Task to complete: Filter the entries that follow, copying every line in which the word "Prediction" appears.

──────

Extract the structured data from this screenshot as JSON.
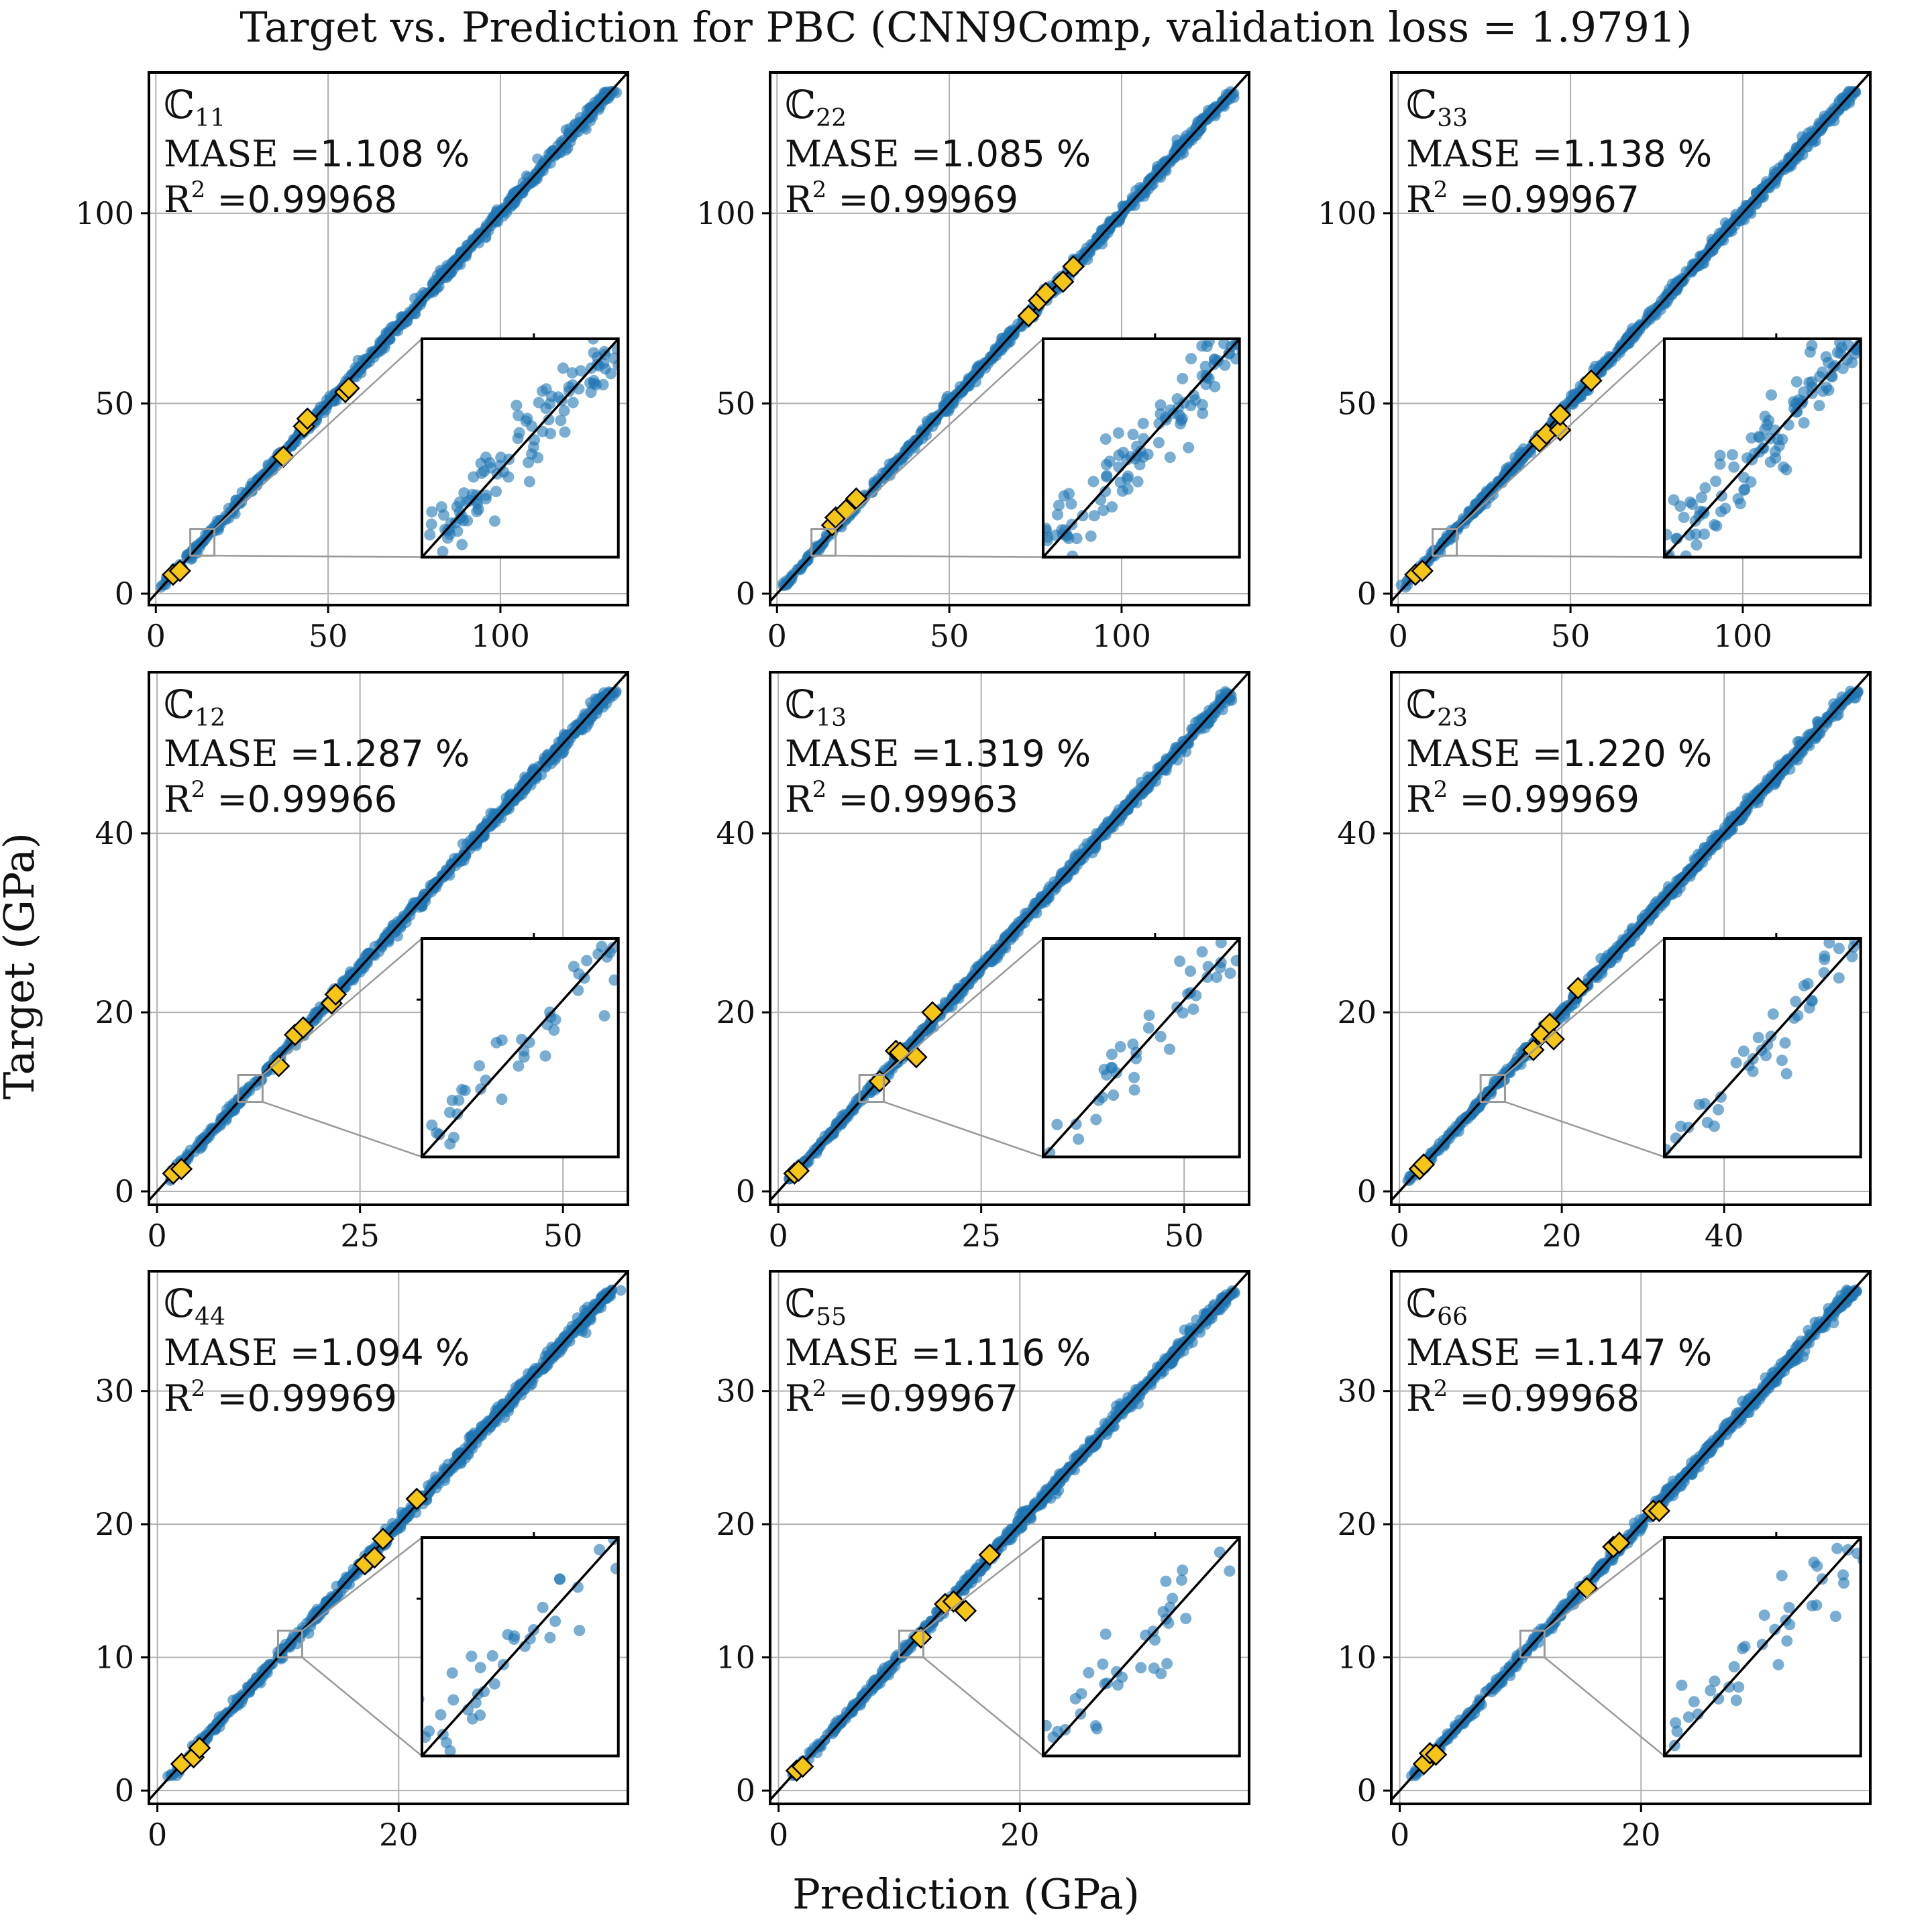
{
  "figure": {
    "title": "Target vs. Prediction for PBC (CNN9Comp, validation loss = 1.9791)",
    "xlabel": "Prediction (GPa)",
    "ylabel": "Target (GPa)"
  },
  "colors": {
    "points": "#1f77b4",
    "highlight": "#f5c518",
    "grid": "#b0b0b0",
    "inset_frame": "#999999"
  },
  "chart_data": [
    {
      "type": "scatter",
      "component": "ℂ",
      "sub": "11",
      "mase_label": "MASE =",
      "mase_value": "1.108 %",
      "r2_label": "R",
      "r2_sup": "2",
      "r2_eq": " =",
      "r2_value": "0.99968",
      "xlim": [
        -2,
        137
      ],
      "ylim": [
        -3,
        137
      ],
      "ticks": [
        0,
        50,
        100
      ],
      "xtick_labels": [
        "0",
        "50",
        "100"
      ],
      "ytick_labels": [
        "0",
        "50",
        "100"
      ],
      "highlights": [
        [
          5,
          5
        ],
        [
          7,
          6
        ],
        [
          37,
          36
        ],
        [
          43,
          44
        ],
        [
          44,
          46
        ],
        [
          55,
          53
        ],
        [
          56,
          54
        ]
      ],
      "zoom_x": [
        10,
        17
      ],
      "zoom_y": [
        10,
        17
      ]
    },
    {
      "type": "scatter",
      "component": "ℂ",
      "sub": "22",
      "mase_label": "MASE =",
      "mase_value": "1.085 %",
      "r2_label": "R",
      "r2_sup": "2",
      "r2_eq": " =",
      "r2_value": "0.99969",
      "xlim": [
        -2,
        137
      ],
      "ylim": [
        -3,
        137
      ],
      "ticks": [
        0,
        50,
        100
      ],
      "xtick_labels": [
        "0",
        "50",
        "100"
      ],
      "ytick_labels": [
        "0",
        "50",
        "100"
      ],
      "highlights": [
        [
          16,
          18
        ],
        [
          17,
          20
        ],
        [
          20,
          22
        ],
        [
          23,
          25
        ],
        [
          73,
          73
        ],
        [
          76,
          77
        ],
        [
          78,
          79
        ],
        [
          83,
          82
        ],
        [
          86,
          86
        ]
      ],
      "zoom_x": [
        10,
        17
      ],
      "zoom_y": [
        10,
        17
      ]
    },
    {
      "type": "scatter",
      "component": "ℂ",
      "sub": "33",
      "mase_label": "MASE =",
      "mase_value": "1.138 %",
      "r2_label": "R",
      "r2_sup": "2",
      "r2_eq": " =",
      "r2_value": "0.99967",
      "xlim": [
        -2,
        137
      ],
      "ylim": [
        -3,
        137
      ],
      "ticks": [
        0,
        50,
        100
      ],
      "xtick_labels": [
        "0",
        "50",
        "100"
      ],
      "ytick_labels": [
        "0",
        "50",
        "100"
      ],
      "highlights": [
        [
          5,
          5
        ],
        [
          7,
          6
        ],
        [
          41,
          40
        ],
        [
          43,
          42
        ],
        [
          47,
          43
        ],
        [
          47,
          47
        ],
        [
          56,
          56
        ]
      ],
      "zoom_x": [
        10,
        17
      ],
      "zoom_y": [
        10,
        17
      ]
    },
    {
      "type": "scatter",
      "component": "ℂ",
      "sub": "12",
      "mase_label": "MASE =",
      "mase_value": "1.287 %",
      "r2_label": "R",
      "r2_sup": "2",
      "r2_eq": " =",
      "r2_value": "0.99966",
      "xlim": [
        -1,
        58
      ],
      "ylim": [
        -1.5,
        58
      ],
      "ticks": [
        0,
        25,
        50
      ],
      "xtick_labels": [
        "0",
        "25",
        "50"
      ],
      "ytick_labels": [
        "0",
        "20",
        "40"
      ],
      "yticks": [
        0,
        20,
        40
      ],
      "highlights": [
        [
          2,
          2
        ],
        [
          3,
          2.5
        ],
        [
          15,
          14
        ],
        [
          17,
          17.5
        ],
        [
          18,
          18.3
        ],
        [
          21.5,
          21
        ],
        [
          22,
          22
        ]
      ],
      "zoom_x": [
        10,
        13
      ],
      "zoom_y": [
        10,
        13
      ]
    },
    {
      "type": "scatter",
      "component": "ℂ",
      "sub": "13",
      "mase_label": "MASE =",
      "mase_value": "1.319 %",
      "r2_label": "R",
      "r2_sup": "2",
      "r2_eq": " =",
      "r2_value": "0.99963",
      "xlim": [
        -1,
        58
      ],
      "ylim": [
        -1.5,
        58
      ],
      "ticks": [
        0,
        25,
        50
      ],
      "xtick_labels": [
        "0",
        "25",
        "50"
      ],
      "ytick_labels": [
        "0",
        "20",
        "40"
      ],
      "yticks": [
        0,
        20,
        40
      ],
      "highlights": [
        [
          2,
          2
        ],
        [
          2.5,
          2.3
        ],
        [
          12.5,
          12.3
        ],
        [
          14.5,
          15.7
        ],
        [
          15,
          15.5
        ],
        [
          17,
          15
        ],
        [
          19,
          20
        ]
      ],
      "zoom_x": [
        10,
        13
      ],
      "zoom_y": [
        10,
        13
      ]
    },
    {
      "type": "scatter",
      "component": "ℂ",
      "sub": "23",
      "mase_label": "MASE =",
      "mase_value": "1.220 %",
      "r2_label": "R",
      "r2_sup": "2",
      "r2_eq": " =",
      "r2_value": "0.99969",
      "xlim": [
        -1,
        58
      ],
      "ylim": [
        -1.5,
        58
      ],
      "ticks": [
        0,
        20,
        40
      ],
      "xtick_labels": [
        "0",
        "20",
        "40"
      ],
      "ytick_labels": [
        "0",
        "20",
        "40"
      ],
      "yticks": [
        0,
        20,
        40
      ],
      "highlights": [
        [
          2.5,
          2.5
        ],
        [
          3,
          3
        ],
        [
          16.5,
          15.8
        ],
        [
          17.5,
          17.5
        ],
        [
          18.5,
          18.7
        ],
        [
          19,
          17
        ],
        [
          22,
          22.7
        ]
      ],
      "zoom_x": [
        10,
        13
      ],
      "zoom_y": [
        10,
        13
      ]
    },
    {
      "type": "scatter",
      "component": "ℂ",
      "sub": "44",
      "mase_label": "MASE =",
      "mase_value": "1.094 %",
      "r2_label": "R",
      "r2_sup": "2",
      "r2_eq": " =",
      "r2_value": "0.99969",
      "xlim": [
        -0.7,
        39
      ],
      "ylim": [
        -1,
        39
      ],
      "ticks": [
        0,
        20
      ],
      "xtick_labels": [
        "0",
        "20"
      ],
      "ytick_labels": [
        "0",
        "10",
        "20",
        "30"
      ],
      "yticks": [
        0,
        10,
        20,
        30
      ],
      "highlights": [
        [
          2,
          2
        ],
        [
          3,
          2.5
        ],
        [
          3.5,
          3.2
        ],
        [
          17.2,
          17
        ],
        [
          18,
          17.5
        ],
        [
          18.7,
          18.9
        ],
        [
          21.5,
          21.9
        ]
      ],
      "zoom_x": [
        10,
        12
      ],
      "zoom_y": [
        10,
        12
      ]
    },
    {
      "type": "scatter",
      "component": "ℂ",
      "sub": "55",
      "mase_label": "MASE =",
      "mase_value": "1.116 %",
      "r2_label": "R",
      "r2_sup": "2",
      "r2_eq": " =",
      "r2_value": "0.99967",
      "xlim": [
        -0.7,
        39
      ],
      "ylim": [
        -1,
        39
      ],
      "ticks": [
        0,
        20
      ],
      "xtick_labels": [
        "0",
        "20"
      ],
      "ytick_labels": [
        "0",
        "10",
        "20",
        "30"
      ],
      "yticks": [
        0,
        10,
        20,
        30
      ],
      "highlights": [
        [
          1.5,
          1.5
        ],
        [
          2,
          1.8
        ],
        [
          11.8,
          11.5
        ],
        [
          13.8,
          14
        ],
        [
          14.5,
          14.2
        ],
        [
          15.5,
          13.5
        ],
        [
          17.5,
          17.7
        ]
      ],
      "zoom_x": [
        10,
        12
      ],
      "zoom_y": [
        10,
        12
      ]
    },
    {
      "type": "scatter",
      "component": "ℂ",
      "sub": "66",
      "mase_label": "MASE =",
      "mase_value": "1.147 %",
      "r2_label": "R",
      "r2_sup": "2",
      "r2_eq": " =",
      "r2_value": "0.99968",
      "xlim": [
        -0.7,
        39
      ],
      "ylim": [
        -1,
        39
      ],
      "ticks": [
        0,
        20
      ],
      "xtick_labels": [
        "0",
        "20"
      ],
      "ytick_labels": [
        "0",
        "10",
        "20",
        "30"
      ],
      "yticks": [
        0,
        10,
        20,
        30
      ],
      "highlights": [
        [
          2,
          2
        ],
        [
          2.5,
          2.8
        ],
        [
          3,
          2.7
        ],
        [
          15.5,
          15.2
        ],
        [
          17.7,
          18.3
        ],
        [
          18.2,
          18.6
        ],
        [
          21,
          21
        ],
        [
          21.5,
          21
        ]
      ],
      "zoom_x": [
        10,
        12
      ],
      "zoom_y": [
        10,
        12
      ]
    }
  ]
}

──────

Completed task:
    "title": "Target vs. Prediction for PBC (CNN9Comp, validation loss = 1.9791)",
    "xlabel": "Prediction (GPa)",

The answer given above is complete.